» **SHORT EXERCISE**
Your task is to reproduce the material exactly.
--- Start ---
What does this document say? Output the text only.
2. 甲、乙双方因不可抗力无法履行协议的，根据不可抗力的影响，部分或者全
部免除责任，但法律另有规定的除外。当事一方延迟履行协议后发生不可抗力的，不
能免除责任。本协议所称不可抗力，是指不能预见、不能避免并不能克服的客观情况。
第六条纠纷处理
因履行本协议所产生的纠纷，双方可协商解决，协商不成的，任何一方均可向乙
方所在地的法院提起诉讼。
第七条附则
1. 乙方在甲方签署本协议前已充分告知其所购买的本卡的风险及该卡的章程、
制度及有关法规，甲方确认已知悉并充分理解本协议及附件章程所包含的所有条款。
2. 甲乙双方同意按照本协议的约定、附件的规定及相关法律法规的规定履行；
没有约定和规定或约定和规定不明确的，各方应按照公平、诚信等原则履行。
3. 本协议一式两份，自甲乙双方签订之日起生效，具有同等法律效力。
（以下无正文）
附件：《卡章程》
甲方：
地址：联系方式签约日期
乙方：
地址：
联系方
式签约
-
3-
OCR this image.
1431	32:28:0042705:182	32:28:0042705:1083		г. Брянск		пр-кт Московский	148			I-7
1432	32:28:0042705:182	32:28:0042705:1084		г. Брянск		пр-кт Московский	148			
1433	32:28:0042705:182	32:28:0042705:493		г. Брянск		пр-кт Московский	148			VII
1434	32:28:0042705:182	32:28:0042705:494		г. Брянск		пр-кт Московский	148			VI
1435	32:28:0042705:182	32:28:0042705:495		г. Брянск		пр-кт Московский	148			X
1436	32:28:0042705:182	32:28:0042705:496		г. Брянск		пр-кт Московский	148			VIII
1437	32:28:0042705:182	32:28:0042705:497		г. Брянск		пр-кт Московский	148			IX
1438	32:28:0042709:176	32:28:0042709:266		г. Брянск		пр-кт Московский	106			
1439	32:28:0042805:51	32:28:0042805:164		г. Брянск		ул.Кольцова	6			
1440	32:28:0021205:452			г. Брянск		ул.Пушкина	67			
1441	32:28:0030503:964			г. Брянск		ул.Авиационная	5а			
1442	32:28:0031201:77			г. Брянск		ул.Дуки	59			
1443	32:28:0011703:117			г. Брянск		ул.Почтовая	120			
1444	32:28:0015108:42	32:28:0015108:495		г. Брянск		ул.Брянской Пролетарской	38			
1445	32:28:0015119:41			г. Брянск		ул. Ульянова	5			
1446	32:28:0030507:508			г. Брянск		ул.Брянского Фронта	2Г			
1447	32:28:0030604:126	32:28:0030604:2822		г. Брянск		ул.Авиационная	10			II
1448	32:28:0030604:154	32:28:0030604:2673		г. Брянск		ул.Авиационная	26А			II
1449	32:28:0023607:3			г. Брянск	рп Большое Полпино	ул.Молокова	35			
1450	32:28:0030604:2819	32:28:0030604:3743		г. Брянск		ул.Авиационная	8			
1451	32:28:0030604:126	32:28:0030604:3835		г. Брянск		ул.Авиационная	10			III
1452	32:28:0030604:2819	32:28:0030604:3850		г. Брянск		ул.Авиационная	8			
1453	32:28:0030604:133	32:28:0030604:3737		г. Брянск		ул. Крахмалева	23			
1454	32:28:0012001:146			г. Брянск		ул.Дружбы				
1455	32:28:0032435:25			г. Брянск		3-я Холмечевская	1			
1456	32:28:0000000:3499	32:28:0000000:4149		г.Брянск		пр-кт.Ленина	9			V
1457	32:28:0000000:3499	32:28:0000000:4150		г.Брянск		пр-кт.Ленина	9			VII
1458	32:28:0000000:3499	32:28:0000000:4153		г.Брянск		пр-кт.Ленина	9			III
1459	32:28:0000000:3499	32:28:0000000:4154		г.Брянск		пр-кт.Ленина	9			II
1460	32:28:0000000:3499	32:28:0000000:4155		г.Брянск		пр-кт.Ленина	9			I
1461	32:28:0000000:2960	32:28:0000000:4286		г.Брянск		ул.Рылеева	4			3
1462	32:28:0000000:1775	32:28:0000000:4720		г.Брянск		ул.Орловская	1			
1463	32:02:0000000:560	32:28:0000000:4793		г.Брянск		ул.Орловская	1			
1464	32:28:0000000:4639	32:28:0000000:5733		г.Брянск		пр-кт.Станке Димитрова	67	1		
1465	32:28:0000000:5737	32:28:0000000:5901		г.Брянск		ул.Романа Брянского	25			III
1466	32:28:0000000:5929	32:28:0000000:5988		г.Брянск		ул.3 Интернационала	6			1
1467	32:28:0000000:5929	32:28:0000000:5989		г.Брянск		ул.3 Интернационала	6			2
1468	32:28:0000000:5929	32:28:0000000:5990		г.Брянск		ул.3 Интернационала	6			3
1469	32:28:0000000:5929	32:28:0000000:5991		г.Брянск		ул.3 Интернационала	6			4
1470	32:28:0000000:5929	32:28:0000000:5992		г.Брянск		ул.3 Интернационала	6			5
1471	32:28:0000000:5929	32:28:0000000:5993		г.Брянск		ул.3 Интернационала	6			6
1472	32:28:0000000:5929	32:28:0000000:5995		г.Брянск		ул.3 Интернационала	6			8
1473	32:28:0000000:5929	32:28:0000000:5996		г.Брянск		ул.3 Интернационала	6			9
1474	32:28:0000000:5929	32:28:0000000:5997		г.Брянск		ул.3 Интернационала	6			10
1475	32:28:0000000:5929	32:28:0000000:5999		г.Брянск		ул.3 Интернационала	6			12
--- End ---
» **TASK SOLUTION**
What does this document say? Output the text only.
2. 甲、乙双方因不可抗力无法履行协议的，根据不可抗力的影响，部分或者全
部免除责任，但法律另有规定的除外。当事一方延迟履行协议后发生不可抗力的，不
能免除责任。本协议所称不可抗力，是指不能预见、不能避免并不能克服的客观情况。
第六条纠纷处理
因履行本协议所产生的纠纷，双方可协商解决，协商不成的，任何一方均可向乙
方所在地的法院提起诉讼。
第七条附则
1. 乙方在甲方签署本协议前已充分告知其所购买的本卡的风险及该卡的章程、
制度及有关法规，甲方确认已知悉并充分理解本协议及附件章程所包含的所有条款。
2. 甲乙双方同意按照本协议的约定、附件的规定及相关法律法规的规定履行；
没有约定和规定或约定和规定不明确的，各方应按照公平、诚信等原则履行。
3. 本协议一式两份，自甲乙双方签订之日起生效，具有同等法律效力。
（以下无正文）
附件：《卡章程》
甲方：
地址：联系方式签约日期
乙方：
地址：
联系方
式签约
-
3-
OCR this image.
1431	32:28:0042705:182	32:28:0042705:1083		г. Брянск		пр-кт Московский	148			I-7
1432	32:28:0042705:182	32:28:0042705:1084		г. Брянск		пр-кт Московский	148			
1433	32:28:0042705:182	32:28:0042705:493		г. Брянск		пр-кт Московский	148			VII
1434	32:28:0042705:182	32:28:0042705:494		г. Брянск		пр-кт Московский	148			VI
1435	32:28:0042705:182	32:28:0042705:495		г. Брянск		пр-кт Московский	148			X
1436	32:28:0042705:182	32:28:0042705:496		г. Брянск		пр-кт Московский	148			VIII
1437	32:28:0042705:182	32:28:0042705:497		г. Брянск		пр-кт Московский	148			IX
1438	32:28:0042709:176	32:28:0042709:266		г. Брянск		пр-кт Московский	106			
1439	32:28:0042805:51	32:28:0042805:164		г. Брянск		ул.Кольцова	6			
1440	32:28:0021205:452			г. Брянск		ул.Пушкина	67			
1441	32:28:0030503:964			г. Брянск		ул.Авиационная	5а			
1442	32:28:0031201:77			г. Брянск		ул.Дуки	59			
1443	32:28:0011703:117			г. Брянск		ул.Почтовая	120			
1444	32:28:0015108:42	32:28:0015108:495		г. Брянск		ул.Брянской Пролетарской	38			
1445	32:28:0015119:41			г. Брянск		ул. Ульянова	5			
1446	32:28:0030507:508			г. Брянск		ул.Брянского Фронта	2Г			
1447	32:28:0030604:126	32:28:0030604:2822		г. Брянск		ул.Авиационная	10			II
1448	32:28:0030604:154	32:28:0030604:2673		г. Брянск		ул.Авиационная	26А			II
1449	32:28:0023607:3			г. Брянск	рп Большое Полпино	ул.Молокова	35			
1450	32:28:0030604:2819	32:28:0030604:3743		г. Брянск		ул.Авиационная	8			
1451	32:28:0030604:126	32:28:0030604:3835		г. Брянск		ул.Авиационная	10			III
1452	32:28:0030604:2819	32:28:0030604:3850		г. Брянск		ул.Авиационная	8			
1453	32:28:0030604:133	32:28:0030604:3737		г. Брянск		ул. Крахмалева	23			
1454	32:28:0012001:146			г. Брянск		ул.Дружбы				
1455	32:28:0032435:25			г. Брянск		3-я Холмечевская	1			
1456	32:28:0000000:3499	32:28:0000000:4149		г.Брянск		пр-кт.Ленина	9			V
1457	32:28:0000000:3499	32:28:0000000:4150		г.Брянск		пр-кт.Ленина	9			VII
1458	32:28:0000000:3499	32:28:0000000:4153		г.Брянск		пр-кт.Ленина	9			III
1459	32:28:0000000:3499	32:28:0000000:4154		г.Брянск		пр-кт.Ленина	9			II
1460	32:28:0000000:3499	32:28:0000000:4155		г.Брянск		пр-кт.Ленина	9			I
1461	32:28:0000000:2960	32:28:0000000:4286		г.Брянск		ул.Рылеева	4			3
1462	32:28:0000000:1775	32:28:0000000:4720		г.Брянск		ул.Орловская	1			
1463	32:02:0000000:560	32:28:0000000:4793		г.Брянск		ул.Орловская	1			
1464	32:28:0000000:4639	32:28:0000000:5733		г.Брянск		пр-кт.Станке Димитрова	67	1		
1465	32:28:0000000:5737	32:28:0000000:5901		г.Брянск		ул.Романа Брянского	25			III
1466	32:28:0000000:5929	32:28:0000000:5988		г.Брянск		ул.3 Интернационала	6			1
1467	32:28:0000000:5929	32:28:0000000:5989		г.Брянск		ул.3 Интернационала	6			2
1468	32:28:0000000:5929	32:28:0000000:5990		г.Брянск		ул.3 Интернационала	6			3
1469	32:28:0000000:5929	32:28:0000000:5991		г.Брянск		ул.3 Интернационала	6			4
1470	32:28:0000000:5929	32:28:0000000:5992		г.Брянск		ул.3 Интернационала	6			5
1471	32:28:0000000:5929	32:28:0000000:5993		г.Брянск		ул.3 Интернационала	6			6
1472	32:28:0000000:5929	32:28:0000000:5995		г.Брянск		ул.3 Интернационала	6			8
1473	32:28:0000000:5929	32:28:0000000:5996		г.Брянск		ул.3 Интернационала	6			9
1474	32:28:0000000:5929	32:28:0000000:5997		г.Брянск		ул.3 Интернационала	6			10
1475	32:28:0000000:5929	32:28:0000000:5999		г.Брянск		ул.3 Интернационала	6			12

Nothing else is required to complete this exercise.